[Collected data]
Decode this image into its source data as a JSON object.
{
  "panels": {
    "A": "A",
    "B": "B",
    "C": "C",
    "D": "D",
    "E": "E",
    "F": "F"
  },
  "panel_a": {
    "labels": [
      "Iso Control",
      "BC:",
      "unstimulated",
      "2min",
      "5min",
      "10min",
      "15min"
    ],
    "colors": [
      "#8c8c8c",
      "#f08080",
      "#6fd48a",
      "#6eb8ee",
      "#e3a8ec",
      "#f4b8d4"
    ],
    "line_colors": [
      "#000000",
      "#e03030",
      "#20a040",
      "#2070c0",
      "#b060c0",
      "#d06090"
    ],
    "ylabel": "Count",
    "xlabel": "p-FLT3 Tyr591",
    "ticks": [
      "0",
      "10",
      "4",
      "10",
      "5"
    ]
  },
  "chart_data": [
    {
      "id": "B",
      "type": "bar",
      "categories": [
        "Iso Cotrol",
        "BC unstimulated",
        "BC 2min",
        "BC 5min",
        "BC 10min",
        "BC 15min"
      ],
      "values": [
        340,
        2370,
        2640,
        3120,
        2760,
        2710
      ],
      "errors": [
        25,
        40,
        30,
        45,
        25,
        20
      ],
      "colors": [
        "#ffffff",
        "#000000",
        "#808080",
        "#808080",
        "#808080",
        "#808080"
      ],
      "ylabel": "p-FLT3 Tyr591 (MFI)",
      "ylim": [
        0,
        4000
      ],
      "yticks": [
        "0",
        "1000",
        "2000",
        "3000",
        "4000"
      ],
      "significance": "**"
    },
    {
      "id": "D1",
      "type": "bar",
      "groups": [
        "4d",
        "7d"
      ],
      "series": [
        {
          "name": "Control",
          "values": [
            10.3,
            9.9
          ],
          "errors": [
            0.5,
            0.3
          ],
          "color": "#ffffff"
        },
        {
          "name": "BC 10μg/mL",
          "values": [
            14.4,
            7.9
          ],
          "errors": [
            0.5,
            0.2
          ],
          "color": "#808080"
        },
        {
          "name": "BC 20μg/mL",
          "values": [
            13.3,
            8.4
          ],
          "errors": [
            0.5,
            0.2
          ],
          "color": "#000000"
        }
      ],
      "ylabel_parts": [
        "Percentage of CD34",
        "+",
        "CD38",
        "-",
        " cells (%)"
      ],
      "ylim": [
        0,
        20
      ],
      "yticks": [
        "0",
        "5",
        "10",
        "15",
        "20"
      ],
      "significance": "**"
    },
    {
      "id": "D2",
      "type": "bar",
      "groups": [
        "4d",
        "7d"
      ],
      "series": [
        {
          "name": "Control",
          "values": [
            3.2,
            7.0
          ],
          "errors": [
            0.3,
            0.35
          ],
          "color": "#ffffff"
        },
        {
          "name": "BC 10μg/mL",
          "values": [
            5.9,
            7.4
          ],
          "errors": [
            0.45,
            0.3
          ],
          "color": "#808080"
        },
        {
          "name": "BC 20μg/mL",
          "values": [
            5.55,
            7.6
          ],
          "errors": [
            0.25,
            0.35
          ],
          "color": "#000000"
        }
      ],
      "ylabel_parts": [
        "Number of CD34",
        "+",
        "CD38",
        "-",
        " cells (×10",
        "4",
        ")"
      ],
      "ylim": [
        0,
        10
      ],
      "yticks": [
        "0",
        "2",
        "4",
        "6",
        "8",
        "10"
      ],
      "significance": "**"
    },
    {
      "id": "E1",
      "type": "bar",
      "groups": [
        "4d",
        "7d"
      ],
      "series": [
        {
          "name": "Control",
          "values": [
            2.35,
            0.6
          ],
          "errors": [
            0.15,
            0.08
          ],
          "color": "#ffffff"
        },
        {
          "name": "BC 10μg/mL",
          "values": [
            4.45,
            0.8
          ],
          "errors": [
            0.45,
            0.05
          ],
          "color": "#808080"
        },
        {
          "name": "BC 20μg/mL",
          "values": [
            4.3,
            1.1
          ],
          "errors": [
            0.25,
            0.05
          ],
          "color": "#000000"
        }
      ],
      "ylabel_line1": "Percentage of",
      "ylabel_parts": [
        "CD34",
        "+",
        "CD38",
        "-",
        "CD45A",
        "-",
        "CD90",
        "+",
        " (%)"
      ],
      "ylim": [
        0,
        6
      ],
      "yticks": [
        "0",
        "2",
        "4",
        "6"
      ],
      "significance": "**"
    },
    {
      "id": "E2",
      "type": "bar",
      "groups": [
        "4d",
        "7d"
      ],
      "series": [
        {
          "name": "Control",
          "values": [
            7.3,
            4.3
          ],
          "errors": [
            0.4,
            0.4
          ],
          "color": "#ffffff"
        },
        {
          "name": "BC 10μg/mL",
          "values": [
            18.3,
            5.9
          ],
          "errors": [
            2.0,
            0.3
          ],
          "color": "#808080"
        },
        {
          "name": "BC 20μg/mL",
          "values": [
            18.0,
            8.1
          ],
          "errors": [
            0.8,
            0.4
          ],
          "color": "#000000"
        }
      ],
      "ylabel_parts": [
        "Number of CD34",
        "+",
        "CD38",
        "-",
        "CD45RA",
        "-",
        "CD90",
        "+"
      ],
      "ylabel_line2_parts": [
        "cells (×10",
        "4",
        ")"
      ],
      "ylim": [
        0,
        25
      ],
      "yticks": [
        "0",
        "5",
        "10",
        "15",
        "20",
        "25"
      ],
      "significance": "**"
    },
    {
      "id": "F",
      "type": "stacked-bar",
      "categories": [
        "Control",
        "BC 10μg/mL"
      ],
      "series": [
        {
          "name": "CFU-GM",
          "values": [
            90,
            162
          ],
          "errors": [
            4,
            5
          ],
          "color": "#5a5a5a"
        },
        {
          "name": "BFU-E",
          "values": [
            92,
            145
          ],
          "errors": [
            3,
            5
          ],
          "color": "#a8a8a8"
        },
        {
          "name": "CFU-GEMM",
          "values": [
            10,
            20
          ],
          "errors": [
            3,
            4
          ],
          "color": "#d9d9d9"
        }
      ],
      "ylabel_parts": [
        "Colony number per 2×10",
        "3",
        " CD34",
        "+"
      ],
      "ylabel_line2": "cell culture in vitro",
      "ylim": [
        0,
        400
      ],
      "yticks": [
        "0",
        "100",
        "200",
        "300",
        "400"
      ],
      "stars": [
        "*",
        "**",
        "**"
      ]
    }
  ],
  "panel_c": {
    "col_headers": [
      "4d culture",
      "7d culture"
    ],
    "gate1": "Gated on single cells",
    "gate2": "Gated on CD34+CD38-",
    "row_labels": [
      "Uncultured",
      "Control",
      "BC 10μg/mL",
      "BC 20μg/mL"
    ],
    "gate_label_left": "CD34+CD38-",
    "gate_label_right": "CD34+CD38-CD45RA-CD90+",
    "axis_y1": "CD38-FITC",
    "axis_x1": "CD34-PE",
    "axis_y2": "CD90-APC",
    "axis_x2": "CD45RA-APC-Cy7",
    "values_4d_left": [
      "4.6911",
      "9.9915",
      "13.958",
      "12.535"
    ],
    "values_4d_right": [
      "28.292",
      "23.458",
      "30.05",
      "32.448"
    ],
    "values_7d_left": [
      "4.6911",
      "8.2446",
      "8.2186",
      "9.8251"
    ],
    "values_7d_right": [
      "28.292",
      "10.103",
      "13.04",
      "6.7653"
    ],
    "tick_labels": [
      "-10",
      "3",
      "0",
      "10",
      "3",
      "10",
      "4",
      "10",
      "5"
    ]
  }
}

▸ ABOUT THIS EXERCISE:
Reproduce the data exactly, altering nothing.

▸ EXPECTED ANSWER:
Decode this image into its source data as a JSON object.
{
  "panels": {
    "A": "A",
    "B": "B",
    "C": "C",
    "D": "D",
    "E": "E",
    "F": "F"
  },
  "panel_a": {
    "labels": [
      "Iso Control",
      "BC:",
      "unstimulated",
      "2min",
      "5min",
      "10min",
      "15min"
    ],
    "colors": [
      "#8c8c8c",
      "#f08080",
      "#6fd48a",
      "#6eb8ee",
      "#e3a8ec",
      "#f4b8d4"
    ],
    "line_colors": [
      "#000000",
      "#e03030",
      "#20a040",
      "#2070c0",
      "#b060c0",
      "#d06090"
    ],
    "ylabel": "Count",
    "xlabel": "p-FLT3 Tyr591",
    "ticks": [
      "0",
      "10",
      "4",
      "10",
      "5"
    ]
  },
  "chart_data": [
    {
      "id": "B",
      "type": "bar",
      "categories": [
        "Iso Cotrol",
        "BC unstimulated",
        "BC 2min",
        "BC 5min",
        "BC 10min",
        "BC 15min"
      ],
      "values": [
        340,
        2370,
        2640,
        3120,
        2760,
        2710
      ],
      "errors": [
        25,
        40,
        30,
        45,
        25,
        20
      ],
      "colors": [
        "#ffffff",
        "#000000",
        "#808080",
        "#808080",
        "#808080",
        "#808080"
      ],
      "ylabel": "p-FLT3 Tyr591 (MFI)",
      "ylim": [
        0,
        4000
      ],
      "yticks": [
        "0",
        "1000",
        "2000",
        "3000",
        "4000"
      ],
      "significance": "**"
    },
    {
      "id": "D1",
      "type": "bar",
      "groups": [
        "4d",
        "7d"
      ],
      "series": [
        {
          "name": "Control",
          "values": [
            10.3,
            9.9
          ],
          "errors": [
            0.5,
            0.3
          ],
          "color": "#ffffff"
        },
        {
          "name": "BC 10μg/mL",
          "values": [
            14.4,
            7.9
          ],
          "errors": [
            0.5,
            0.2
          ],
          "color": "#808080"
        },
        {
          "name": "BC 20μg/mL",
          "values": [
            13.3,
            8.4
          ],
          "errors": [
            0.5,
            0.2
          ],
          "color": "#000000"
        }
      ],
      "ylabel_parts": [
        "Percentage of CD34",
        "+",
        "CD38",
        "-",
        " cells (%)"
      ],
      "ylim": [
        0,
        20
      ],
      "yticks": [
        "0",
        "5",
        "10",
        "15",
        "20"
      ],
      "significance": "**"
    },
    {
      "id": "D2",
      "type": "bar",
      "groups": [
        "4d",
        "7d"
      ],
      "series": [
        {
          "name": "Control",
          "values": [
            3.2,
            7.0
          ],
          "errors": [
            0.3,
            0.35
          ],
          "color": "#ffffff"
        },
        {
          "name": "BC 10μg/mL",
          "values": [
            5.9,
            7.4
          ],
          "errors": [
            0.45,
            0.3
          ],
          "color": "#808080"
        },
        {
          "name": "BC 20μg/mL",
          "values": [
            5.55,
            7.6
          ],
          "errors": [
            0.25,
            0.35
          ],
          "color": "#000000"
        }
      ],
      "ylabel_parts": [
        "Number of CD34",
        "+",
        "CD38",
        "-",
        " cells (×10",
        "4",
        ")"
      ],
      "ylim": [
        0,
        10
      ],
      "yticks": [
        "0",
        "2",
        "4",
        "6",
        "8",
        "10"
      ],
      "significance": "**"
    },
    {
      "id": "E1",
      "type": "bar",
      "groups": [
        "4d",
        "7d"
      ],
      "series": [
        {
          "name": "Control",
          "values": [
            2.35,
            0.6
          ],
          "errors": [
            0.15,
            0.08
          ],
          "color": "#ffffff"
        },
        {
          "name": "BC 10μg/mL",
          "values": [
            4.45,
            0.8
          ],
          "errors": [
            0.45,
            0.05
          ],
          "color": "#808080"
        },
        {
          "name": "BC 20μg/mL",
          "values": [
            4.3,
            1.1
          ],
          "errors": [
            0.25,
            0.05
          ],
          "color": "#000000"
        }
      ],
      "ylabel_line1": "Percentage of",
      "ylabel_parts": [
        "CD34",
        "+",
        "CD38",
        "-",
        "CD45A",
        "-",
        "CD90",
        "+",
        " (%)"
      ],
      "ylim": [
        0,
        6
      ],
      "yticks": [
        "0",
        "2",
        "4",
        "6"
      ],
      "significance": "**"
    },
    {
      "id": "E2",
      "type": "bar",
      "groups": [
        "4d",
        "7d"
      ],
      "series": [
        {
          "name": "Control",
          "values": [
            7.3,
            4.3
          ],
          "errors": [
            0.4,
            0.4
          ],
          "color": "#ffffff"
        },
        {
          "name": "BC 10μg/mL",
          "values": [
            18.3,
            5.9
          ],
          "errors": [
            2.0,
            0.3
          ],
          "color": "#808080"
        },
        {
          "name": "BC 20μg/mL",
          "values": [
            18.0,
            8.1
          ],
          "errors": [
            0.8,
            0.4
          ],
          "color": "#000000"
        }
      ],
      "ylabel_parts": [
        "Number of CD34",
        "+",
        "CD38",
        "-",
        "CD45RA",
        "-",
        "CD90",
        "+"
      ],
      "ylabel_line2_parts": [
        "cells (×10",
        "4",
        ")"
      ],
      "ylim": [
        0,
        25
      ],
      "yticks": [
        "0",
        "5",
        "10",
        "15",
        "20",
        "25"
      ],
      "significance": "**"
    },
    {
      "id": "F",
      "type": "stacked-bar",
      "categories": [
        "Control",
        "BC 10μg/mL"
      ],
      "series": [
        {
          "name": "CFU-GM",
          "values": [
            90,
            162
          ],
          "errors": [
            4,
            5
          ],
          "color": "#5a5a5a"
        },
        {
          "name": "BFU-E",
          "values": [
            92,
            145
          ],
          "errors": [
            3,
            5
          ],
          "color": "#a8a8a8"
        },
        {
          "name": "CFU-GEMM",
          "values": [
            10,
            20
          ],
          "errors": [
            3,
            4
          ],
          "color": "#d9d9d9"
        }
      ],
      "ylabel_parts": [
        "Colony number per 2×10",
        "3",
        " CD34",
        "+"
      ],
      "ylabel_line2": "cell culture in vitro",
      "ylim": [
        0,
        400
      ],
      "yticks": [
        "0",
        "100",
        "200",
        "300",
        "400"
      ],
      "stars": [
        "*",
        "**",
        "**"
      ]
    }
  ],
  "panel_c": {
    "col_headers": [
      "4d culture",
      "7d culture"
    ],
    "gate1": "Gated on single cells",
    "gate2": "Gated on CD34+CD38-",
    "row_labels": [
      "Uncultured",
      "Control",
      "BC 10μg/mL",
      "BC 20μg/mL"
    ],
    "gate_label_left": "CD34+CD38-",
    "gate_label_right": "CD34+CD38-CD45RA-CD90+",
    "axis_y1": "CD38-FITC",
    "axis_x1": "CD34-PE",
    "axis_y2": "CD90-APC",
    "axis_x2": "CD45RA-APC-Cy7",
    "values_4d_left": [
      "4.6911",
      "9.9915",
      "13.958",
      "12.535"
    ],
    "values_4d_right": [
      "28.292",
      "23.458",
      "30.05",
      "32.448"
    ],
    "values_7d_left": [
      "4.6911",
      "8.2446",
      "8.2186",
      "9.8251"
    ],
    "values_7d_right": [
      "28.292",
      "10.103",
      "13.04",
      "6.7653"
    ],
    "tick_labels": [
      "-10",
      "3",
      "0",
      "10",
      "3",
      "10",
      "4",
      "10",
      "5"
    ]
  }
}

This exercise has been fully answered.